• _Set problem_
Can you quote the lines below exactly, starting at the line with "Transcribe the text in this document." and going through the last one?

==== Exercise input ====

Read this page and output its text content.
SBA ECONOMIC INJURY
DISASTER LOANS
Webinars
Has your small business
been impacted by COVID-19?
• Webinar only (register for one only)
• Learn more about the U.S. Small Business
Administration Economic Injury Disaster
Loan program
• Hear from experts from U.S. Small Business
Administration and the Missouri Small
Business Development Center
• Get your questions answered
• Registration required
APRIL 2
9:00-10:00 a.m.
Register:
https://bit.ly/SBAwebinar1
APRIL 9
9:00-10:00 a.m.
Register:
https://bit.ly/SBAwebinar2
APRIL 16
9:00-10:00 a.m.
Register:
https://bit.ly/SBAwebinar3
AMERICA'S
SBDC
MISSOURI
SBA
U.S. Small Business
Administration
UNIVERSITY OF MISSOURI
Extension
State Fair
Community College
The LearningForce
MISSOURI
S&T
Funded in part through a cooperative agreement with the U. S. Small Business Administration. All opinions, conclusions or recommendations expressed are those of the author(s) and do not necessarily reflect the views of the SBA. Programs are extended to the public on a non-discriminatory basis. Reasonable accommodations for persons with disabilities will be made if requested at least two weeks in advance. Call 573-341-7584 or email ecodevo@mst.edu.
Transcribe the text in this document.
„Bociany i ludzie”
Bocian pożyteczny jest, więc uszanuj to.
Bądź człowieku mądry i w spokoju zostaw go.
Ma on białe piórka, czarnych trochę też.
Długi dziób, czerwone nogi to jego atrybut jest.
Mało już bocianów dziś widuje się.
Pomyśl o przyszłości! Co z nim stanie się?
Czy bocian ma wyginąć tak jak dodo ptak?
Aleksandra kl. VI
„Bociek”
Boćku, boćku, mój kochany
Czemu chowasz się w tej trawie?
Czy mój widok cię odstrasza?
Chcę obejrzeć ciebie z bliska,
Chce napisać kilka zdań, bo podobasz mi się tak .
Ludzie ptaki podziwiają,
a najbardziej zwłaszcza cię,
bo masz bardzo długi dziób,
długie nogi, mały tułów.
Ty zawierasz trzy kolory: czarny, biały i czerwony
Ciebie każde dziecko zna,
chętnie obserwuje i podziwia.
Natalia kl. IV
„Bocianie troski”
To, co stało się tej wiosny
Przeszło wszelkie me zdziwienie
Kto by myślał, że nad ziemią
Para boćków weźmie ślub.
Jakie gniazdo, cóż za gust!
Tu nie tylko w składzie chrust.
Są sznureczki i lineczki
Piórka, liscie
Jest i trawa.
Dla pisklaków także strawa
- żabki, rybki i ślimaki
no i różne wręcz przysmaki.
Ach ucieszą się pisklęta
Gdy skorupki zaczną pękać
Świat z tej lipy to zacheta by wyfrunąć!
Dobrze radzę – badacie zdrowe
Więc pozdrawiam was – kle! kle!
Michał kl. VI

====

• _Reply_
Transcribe the text in this document.
„Bociany i ludzie”
Bocian pożyteczny jest, więc uszanuj to.
Bądź człowieku mądry i w spokoju zostaw go.
Ma on białe piórka, czarnych trochę też.
Długi dziób, czerwone nogi to jego atrybut jest.
Mało już bocianów dziś widuje się.
Pomyśl o przyszłości! Co z nim stanie się?
Czy bocian ma wyginąć tak jak dodo ptak?
Aleksandra kl. VI
„Bociek”
Boćku, boćku, mój kochany
Czemu chowasz się w tej trawie?
Czy mój widok cię odstrasza?
Chcę obejrzeć ciebie z bliska,
Chce napisać kilka zdań, bo podobasz mi się tak .
Ludzie ptaki podziwiają,
a najbardziej zwłaszcza cię,
bo masz bardzo długi dziób,
długie nogi, mały tułów.
Ty zawierasz trzy kolory: czarny, biały i czerwony
Ciebie każde dziecko zna,
chętnie obserwuje i podziwia.
Natalia kl. IV
„Bocianie troski”
To, co stało się tej wiosny
Przeszło wszelkie me zdziwienie
Kto by myślał, że nad ziemią
Para boćków weźmie ślub.
Jakie gniazdo, cóż za gust!
Tu nie tylko w składzie chrust.
Są sznureczki i lineczki
Piórka, liscie
Jest i trawa.
Dla pisklaków także strawa
- żabki, rybki i ślimaki
no i różne wręcz przysmaki.
Ach ucieszą się pisklęta
Gdy skorupki zaczną pękać
Świat z tej lipy to zacheta by wyfrunąć!
Dobrze radzę – badacie zdrowe
Więc pozdrawiam was – kle! kle!
Michał kl. VI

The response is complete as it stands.